— START OF Records to use —

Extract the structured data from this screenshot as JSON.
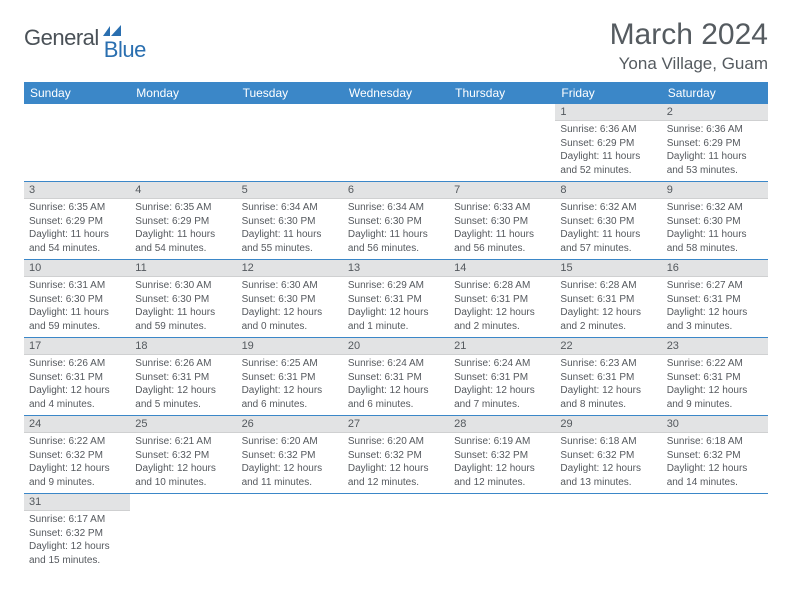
{
  "logo": {
    "text1": "General",
    "text2": "Blue"
  },
  "title": "March 2024",
  "location": "Yona Village, Guam",
  "colors": {
    "header_bg": "#3b87c8",
    "header_text": "#ffffff",
    "daynum_bg": "#e2e3e4",
    "cell_border": "#3b87c8",
    "body_text": "#55595e",
    "logo_gray": "#4a5157",
    "logo_blue": "#2a6fb0"
  },
  "weekdays": [
    "Sunday",
    "Monday",
    "Tuesday",
    "Wednesday",
    "Thursday",
    "Friday",
    "Saturday"
  ],
  "weeks": [
    [
      null,
      null,
      null,
      null,
      null,
      {
        "n": "1",
        "sr": "Sunrise: 6:36 AM",
        "ss": "Sunset: 6:29 PM",
        "dl": "Daylight: 11 hours and 52 minutes."
      },
      {
        "n": "2",
        "sr": "Sunrise: 6:36 AM",
        "ss": "Sunset: 6:29 PM",
        "dl": "Daylight: 11 hours and 53 minutes."
      }
    ],
    [
      {
        "n": "3",
        "sr": "Sunrise: 6:35 AM",
        "ss": "Sunset: 6:29 PM",
        "dl": "Daylight: 11 hours and 54 minutes."
      },
      {
        "n": "4",
        "sr": "Sunrise: 6:35 AM",
        "ss": "Sunset: 6:29 PM",
        "dl": "Daylight: 11 hours and 54 minutes."
      },
      {
        "n": "5",
        "sr": "Sunrise: 6:34 AM",
        "ss": "Sunset: 6:30 PM",
        "dl": "Daylight: 11 hours and 55 minutes."
      },
      {
        "n": "6",
        "sr": "Sunrise: 6:34 AM",
        "ss": "Sunset: 6:30 PM",
        "dl": "Daylight: 11 hours and 56 minutes."
      },
      {
        "n": "7",
        "sr": "Sunrise: 6:33 AM",
        "ss": "Sunset: 6:30 PM",
        "dl": "Daylight: 11 hours and 56 minutes."
      },
      {
        "n": "8",
        "sr": "Sunrise: 6:32 AM",
        "ss": "Sunset: 6:30 PM",
        "dl": "Daylight: 11 hours and 57 minutes."
      },
      {
        "n": "9",
        "sr": "Sunrise: 6:32 AM",
        "ss": "Sunset: 6:30 PM",
        "dl": "Daylight: 11 hours and 58 minutes."
      }
    ],
    [
      {
        "n": "10",
        "sr": "Sunrise: 6:31 AM",
        "ss": "Sunset: 6:30 PM",
        "dl": "Daylight: 11 hours and 59 minutes."
      },
      {
        "n": "11",
        "sr": "Sunrise: 6:30 AM",
        "ss": "Sunset: 6:30 PM",
        "dl": "Daylight: 11 hours and 59 minutes."
      },
      {
        "n": "12",
        "sr": "Sunrise: 6:30 AM",
        "ss": "Sunset: 6:30 PM",
        "dl": "Daylight: 12 hours and 0 minutes."
      },
      {
        "n": "13",
        "sr": "Sunrise: 6:29 AM",
        "ss": "Sunset: 6:31 PM",
        "dl": "Daylight: 12 hours and 1 minute."
      },
      {
        "n": "14",
        "sr": "Sunrise: 6:28 AM",
        "ss": "Sunset: 6:31 PM",
        "dl": "Daylight: 12 hours and 2 minutes."
      },
      {
        "n": "15",
        "sr": "Sunrise: 6:28 AM",
        "ss": "Sunset: 6:31 PM",
        "dl": "Daylight: 12 hours and 2 minutes."
      },
      {
        "n": "16",
        "sr": "Sunrise: 6:27 AM",
        "ss": "Sunset: 6:31 PM",
        "dl": "Daylight: 12 hours and 3 minutes."
      }
    ],
    [
      {
        "n": "17",
        "sr": "Sunrise: 6:26 AM",
        "ss": "Sunset: 6:31 PM",
        "dl": "Daylight: 12 hours and 4 minutes."
      },
      {
        "n": "18",
        "sr": "Sunrise: 6:26 AM",
        "ss": "Sunset: 6:31 PM",
        "dl": "Daylight: 12 hours and 5 minutes."
      },
      {
        "n": "19",
        "sr": "Sunrise: 6:25 AM",
        "ss": "Sunset: 6:31 PM",
        "dl": "Daylight: 12 hours and 6 minutes."
      },
      {
        "n": "20",
        "sr": "Sunrise: 6:24 AM",
        "ss": "Sunset: 6:31 PM",
        "dl": "Daylight: 12 hours and 6 minutes."
      },
      {
        "n": "21",
        "sr": "Sunrise: 6:24 AM",
        "ss": "Sunset: 6:31 PM",
        "dl": "Daylight: 12 hours and 7 minutes."
      },
      {
        "n": "22",
        "sr": "Sunrise: 6:23 AM",
        "ss": "Sunset: 6:31 PM",
        "dl": "Daylight: 12 hours and 8 minutes."
      },
      {
        "n": "23",
        "sr": "Sunrise: 6:22 AM",
        "ss": "Sunset: 6:31 PM",
        "dl": "Daylight: 12 hours and 9 minutes."
      }
    ],
    [
      {
        "n": "24",
        "sr": "Sunrise: 6:22 AM",
        "ss": "Sunset: 6:32 PM",
        "dl": "Daylight: 12 hours and 9 minutes."
      },
      {
        "n": "25",
        "sr": "Sunrise: 6:21 AM",
        "ss": "Sunset: 6:32 PM",
        "dl": "Daylight: 12 hours and 10 minutes."
      },
      {
        "n": "26",
        "sr": "Sunrise: 6:20 AM",
        "ss": "Sunset: 6:32 PM",
        "dl": "Daylight: 12 hours and 11 minutes."
      },
      {
        "n": "27",
        "sr": "Sunrise: 6:20 AM",
        "ss": "Sunset: 6:32 PM",
        "dl": "Daylight: 12 hours and 12 minutes."
      },
      {
        "n": "28",
        "sr": "Sunrise: 6:19 AM",
        "ss": "Sunset: 6:32 PM",
        "dl": "Daylight: 12 hours and 12 minutes."
      },
      {
        "n": "29",
        "sr": "Sunrise: 6:18 AM",
        "ss": "Sunset: 6:32 PM",
        "dl": "Daylight: 12 hours and 13 minutes."
      },
      {
        "n": "30",
        "sr": "Sunrise: 6:18 AM",
        "ss": "Sunset: 6:32 PM",
        "dl": "Daylight: 12 hours and 14 minutes."
      }
    ],
    [
      {
        "n": "31",
        "sr": "Sunrise: 6:17 AM",
        "ss": "Sunset: 6:32 PM",
        "dl": "Daylight: 12 hours and 15 minutes."
      },
      null,
      null,
      null,
      null,
      null,
      null
    ]
  ]
}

— END OF Records to use —

Write the listing out a second time exactly, dropping all images.

Extract the structured data from this screenshot as JSON.
{
  "logo": {
    "text1": "General",
    "text2": "Blue"
  },
  "title": "March 2024",
  "location": "Yona Village, Guam",
  "colors": {
    "header_bg": "#3b87c8",
    "header_text": "#ffffff",
    "daynum_bg": "#e2e3e4",
    "cell_border": "#3b87c8",
    "body_text": "#55595e",
    "logo_gray": "#4a5157",
    "logo_blue": "#2a6fb0"
  },
  "weekdays": [
    "Sunday",
    "Monday",
    "Tuesday",
    "Wednesday",
    "Thursday",
    "Friday",
    "Saturday"
  ],
  "weeks": [
    [
      null,
      null,
      null,
      null,
      null,
      {
        "n": "1",
        "sr": "Sunrise: 6:36 AM",
        "ss": "Sunset: 6:29 PM",
        "dl": "Daylight: 11 hours and 52 minutes."
      },
      {
        "n": "2",
        "sr": "Sunrise: 6:36 AM",
        "ss": "Sunset: 6:29 PM",
        "dl": "Daylight: 11 hours and 53 minutes."
      }
    ],
    [
      {
        "n": "3",
        "sr": "Sunrise: 6:35 AM",
        "ss": "Sunset: 6:29 PM",
        "dl": "Daylight: 11 hours and 54 minutes."
      },
      {
        "n": "4",
        "sr": "Sunrise: 6:35 AM",
        "ss": "Sunset: 6:29 PM",
        "dl": "Daylight: 11 hours and 54 minutes."
      },
      {
        "n": "5",
        "sr": "Sunrise: 6:34 AM",
        "ss": "Sunset: 6:30 PM",
        "dl": "Daylight: 11 hours and 55 minutes."
      },
      {
        "n": "6",
        "sr": "Sunrise: 6:34 AM",
        "ss": "Sunset: 6:30 PM",
        "dl": "Daylight: 11 hours and 56 minutes."
      },
      {
        "n": "7",
        "sr": "Sunrise: 6:33 AM",
        "ss": "Sunset: 6:30 PM",
        "dl": "Daylight: 11 hours and 56 minutes."
      },
      {
        "n": "8",
        "sr": "Sunrise: 6:32 AM",
        "ss": "Sunset: 6:30 PM",
        "dl": "Daylight: 11 hours and 57 minutes."
      },
      {
        "n": "9",
        "sr": "Sunrise: 6:32 AM",
        "ss": "Sunset: 6:30 PM",
        "dl": "Daylight: 11 hours and 58 minutes."
      }
    ],
    [
      {
        "n": "10",
        "sr": "Sunrise: 6:31 AM",
        "ss": "Sunset: 6:30 PM",
        "dl": "Daylight: 11 hours and 59 minutes."
      },
      {
        "n": "11",
        "sr": "Sunrise: 6:30 AM",
        "ss": "Sunset: 6:30 PM",
        "dl": "Daylight: 11 hours and 59 minutes."
      },
      {
        "n": "12",
        "sr": "Sunrise: 6:30 AM",
        "ss": "Sunset: 6:30 PM",
        "dl": "Daylight: 12 hours and 0 minutes."
      },
      {
        "n": "13",
        "sr": "Sunrise: 6:29 AM",
        "ss": "Sunset: 6:31 PM",
        "dl": "Daylight: 12 hours and 1 minute."
      },
      {
        "n": "14",
        "sr": "Sunrise: 6:28 AM",
        "ss": "Sunset: 6:31 PM",
        "dl": "Daylight: 12 hours and 2 minutes."
      },
      {
        "n": "15",
        "sr": "Sunrise: 6:28 AM",
        "ss": "Sunset: 6:31 PM",
        "dl": "Daylight: 12 hours and 2 minutes."
      },
      {
        "n": "16",
        "sr": "Sunrise: 6:27 AM",
        "ss": "Sunset: 6:31 PM",
        "dl": "Daylight: 12 hours and 3 minutes."
      }
    ],
    [
      {
        "n": "17",
        "sr": "Sunrise: 6:26 AM",
        "ss": "Sunset: 6:31 PM",
        "dl": "Daylight: 12 hours and 4 minutes."
      },
      {
        "n": "18",
        "sr": "Sunrise: 6:26 AM",
        "ss": "Sunset: 6:31 PM",
        "dl": "Daylight: 12 hours and 5 minutes."
      },
      {
        "n": "19",
        "sr": "Sunrise: 6:25 AM",
        "ss": "Sunset: 6:31 PM",
        "dl": "Daylight: 12 hours and 6 minutes."
      },
      {
        "n": "20",
        "sr": "Sunrise: 6:24 AM",
        "ss": "Sunset: 6:31 PM",
        "dl": "Daylight: 12 hours and 6 minutes."
      },
      {
        "n": "21",
        "sr": "Sunrise: 6:24 AM",
        "ss": "Sunset: 6:31 PM",
        "dl": "Daylight: 12 hours and 7 minutes."
      },
      {
        "n": "22",
        "sr": "Sunrise: 6:23 AM",
        "ss": "Sunset: 6:31 PM",
        "dl": "Daylight: 12 hours and 8 minutes."
      },
      {
        "n": "23",
        "sr": "Sunrise: 6:22 AM",
        "ss": "Sunset: 6:31 PM",
        "dl": "Daylight: 12 hours and 9 minutes."
      }
    ],
    [
      {
        "n": "24",
        "sr": "Sunrise: 6:22 AM",
        "ss": "Sunset: 6:32 PM",
        "dl": "Daylight: 12 hours and 9 minutes."
      },
      {
        "n": "25",
        "sr": "Sunrise: 6:21 AM",
        "ss": "Sunset: 6:32 PM",
        "dl": "Daylight: 12 hours and 10 minutes."
      },
      {
        "n": "26",
        "sr": "Sunrise: 6:20 AM",
        "ss": "Sunset: 6:32 PM",
        "dl": "Daylight: 12 hours and 11 minutes."
      },
      {
        "n": "27",
        "sr": "Sunrise: 6:20 AM",
        "ss": "Sunset: 6:32 PM",
        "dl": "Daylight: 12 hours and 12 minutes."
      },
      {
        "n": "28",
        "sr": "Sunrise: 6:19 AM",
        "ss": "Sunset: 6:32 PM",
        "dl": "Daylight: 12 hours and 12 minutes."
      },
      {
        "n": "29",
        "sr": "Sunrise: 6:18 AM",
        "ss": "Sunset: 6:32 PM",
        "dl": "Daylight: 12 hours and 13 minutes."
      },
      {
        "n": "30",
        "sr": "Sunrise: 6:18 AM",
        "ss": "Sunset: 6:32 PM",
        "dl": "Daylight: 12 hours and 14 minutes."
      }
    ],
    [
      {
        "n": "31",
        "sr": "Sunrise: 6:17 AM",
        "ss": "Sunset: 6:32 PM",
        "dl": "Daylight: 12 hours and 15 minutes."
      },
      null,
      null,
      null,
      null,
      null,
      null
    ]
  ]
}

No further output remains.